* _PROBLEM TO WORK ON_:
Leave out the pictures, then reproduce the rest of the material exactly.

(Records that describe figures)
▼

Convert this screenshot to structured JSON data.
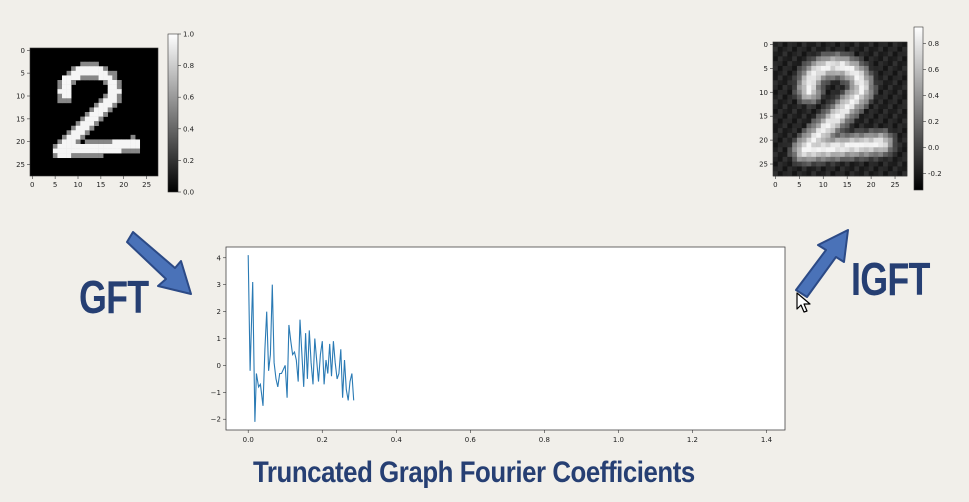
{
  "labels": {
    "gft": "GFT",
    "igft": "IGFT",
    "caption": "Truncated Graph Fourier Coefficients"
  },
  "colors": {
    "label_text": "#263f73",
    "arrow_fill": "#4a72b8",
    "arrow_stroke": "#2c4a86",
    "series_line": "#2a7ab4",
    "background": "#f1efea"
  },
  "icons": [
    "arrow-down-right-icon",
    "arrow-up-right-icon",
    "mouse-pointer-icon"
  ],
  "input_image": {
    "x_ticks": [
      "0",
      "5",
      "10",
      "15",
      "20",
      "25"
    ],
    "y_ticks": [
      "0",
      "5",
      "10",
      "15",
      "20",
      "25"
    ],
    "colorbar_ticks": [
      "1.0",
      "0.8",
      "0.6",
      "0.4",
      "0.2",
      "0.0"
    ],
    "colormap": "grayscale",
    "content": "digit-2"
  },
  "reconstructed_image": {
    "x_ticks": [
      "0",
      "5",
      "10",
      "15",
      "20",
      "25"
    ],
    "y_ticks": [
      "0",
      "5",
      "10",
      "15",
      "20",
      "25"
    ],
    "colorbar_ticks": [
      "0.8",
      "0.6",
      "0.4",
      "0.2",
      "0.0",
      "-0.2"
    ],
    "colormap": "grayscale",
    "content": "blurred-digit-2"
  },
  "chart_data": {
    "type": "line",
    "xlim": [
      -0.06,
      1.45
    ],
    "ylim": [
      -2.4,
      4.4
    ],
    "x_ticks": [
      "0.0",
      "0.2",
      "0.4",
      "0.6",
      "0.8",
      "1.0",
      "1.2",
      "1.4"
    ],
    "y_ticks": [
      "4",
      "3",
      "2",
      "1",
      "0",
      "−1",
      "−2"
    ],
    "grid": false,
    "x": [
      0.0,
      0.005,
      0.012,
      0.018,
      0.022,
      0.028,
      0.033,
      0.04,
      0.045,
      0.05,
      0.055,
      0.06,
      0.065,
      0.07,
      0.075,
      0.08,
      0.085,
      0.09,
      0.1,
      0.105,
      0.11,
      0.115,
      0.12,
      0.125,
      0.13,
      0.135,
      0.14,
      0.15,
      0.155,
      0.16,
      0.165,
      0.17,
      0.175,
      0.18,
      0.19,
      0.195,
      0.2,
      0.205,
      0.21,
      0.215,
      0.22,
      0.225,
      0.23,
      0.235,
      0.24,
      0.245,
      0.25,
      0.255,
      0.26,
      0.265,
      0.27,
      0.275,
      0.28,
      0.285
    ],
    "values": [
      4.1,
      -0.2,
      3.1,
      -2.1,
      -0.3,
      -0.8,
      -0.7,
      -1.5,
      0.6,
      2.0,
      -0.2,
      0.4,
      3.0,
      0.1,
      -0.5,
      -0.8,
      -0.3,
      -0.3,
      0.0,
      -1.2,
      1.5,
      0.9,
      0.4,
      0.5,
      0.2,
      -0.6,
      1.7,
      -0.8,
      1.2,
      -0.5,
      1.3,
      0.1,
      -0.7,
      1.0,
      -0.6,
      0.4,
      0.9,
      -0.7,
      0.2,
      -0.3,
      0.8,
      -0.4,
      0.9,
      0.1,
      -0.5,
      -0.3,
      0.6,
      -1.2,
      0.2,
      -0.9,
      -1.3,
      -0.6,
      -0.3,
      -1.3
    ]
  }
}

▲

* _OUTPUT BELOW_:
Convert this screenshot to structured JSON data.
{
  "labels": {
    "gft": "GFT",
    "igft": "IGFT",
    "caption": "Truncated Graph Fourier Coefficients"
  },
  "colors": {
    "label_text": "#263f73",
    "arrow_fill": "#4a72b8",
    "arrow_stroke": "#2c4a86",
    "series_line": "#2a7ab4",
    "background": "#f1efea"
  },
  "icons": [
    "arrow-down-right-icon",
    "arrow-up-right-icon",
    "mouse-pointer-icon"
  ],
  "input_image": {
    "x_ticks": [
      "0",
      "5",
      "10",
      "15",
      "20",
      "25"
    ],
    "y_ticks": [
      "0",
      "5",
      "10",
      "15",
      "20",
      "25"
    ],
    "colorbar_ticks": [
      "1.0",
      "0.8",
      "0.6",
      "0.4",
      "0.2",
      "0.0"
    ],
    "colormap": "grayscale",
    "content": "digit-2"
  },
  "reconstructed_image": {
    "x_ticks": [
      "0",
      "5",
      "10",
      "15",
      "20",
      "25"
    ],
    "y_ticks": [
      "0",
      "5",
      "10",
      "15",
      "20",
      "25"
    ],
    "colorbar_ticks": [
      "0.8",
      "0.6",
      "0.4",
      "0.2",
      "0.0",
      "-0.2"
    ],
    "colormap": "grayscale",
    "content": "blurred-digit-2"
  },
  "chart_data": {
    "type": "line",
    "xlim": [
      -0.06,
      1.45
    ],
    "ylim": [
      -2.4,
      4.4
    ],
    "x_ticks": [
      "0.0",
      "0.2",
      "0.4",
      "0.6",
      "0.8",
      "1.0",
      "1.2",
      "1.4"
    ],
    "y_ticks": [
      "4",
      "3",
      "2",
      "1",
      "0",
      "−1",
      "−2"
    ],
    "grid": false,
    "x": [
      0.0,
      0.005,
      0.012,
      0.018,
      0.022,
      0.028,
      0.033,
      0.04,
      0.045,
      0.05,
      0.055,
      0.06,
      0.065,
      0.07,
      0.075,
      0.08,
      0.085,
      0.09,
      0.1,
      0.105,
      0.11,
      0.115,
      0.12,
      0.125,
      0.13,
      0.135,
      0.14,
      0.15,
      0.155,
      0.16,
      0.165,
      0.17,
      0.175,
      0.18,
      0.19,
      0.195,
      0.2,
      0.205,
      0.21,
      0.215,
      0.22,
      0.225,
      0.23,
      0.235,
      0.24,
      0.245,
      0.25,
      0.255,
      0.26,
      0.265,
      0.27,
      0.275,
      0.28,
      0.285
    ],
    "values": [
      4.1,
      -0.2,
      3.1,
      -2.1,
      -0.3,
      -0.8,
      -0.7,
      -1.5,
      0.6,
      2.0,
      -0.2,
      0.4,
      3.0,
      0.1,
      -0.5,
      -0.8,
      -0.3,
      -0.3,
      0.0,
      -1.2,
      1.5,
      0.9,
      0.4,
      0.5,
      0.2,
      -0.6,
      1.7,
      -0.8,
      1.2,
      -0.5,
      1.3,
      0.1,
      -0.7,
      1.0,
      -0.6,
      0.4,
      0.9,
      -0.7,
      0.2,
      -0.3,
      0.8,
      -0.4,
      0.9,
      0.1,
      -0.5,
      -0.3,
      0.6,
      -1.2,
      0.2,
      -0.9,
      -1.3,
      -0.6,
      -0.3,
      -1.3
    ]
  }
}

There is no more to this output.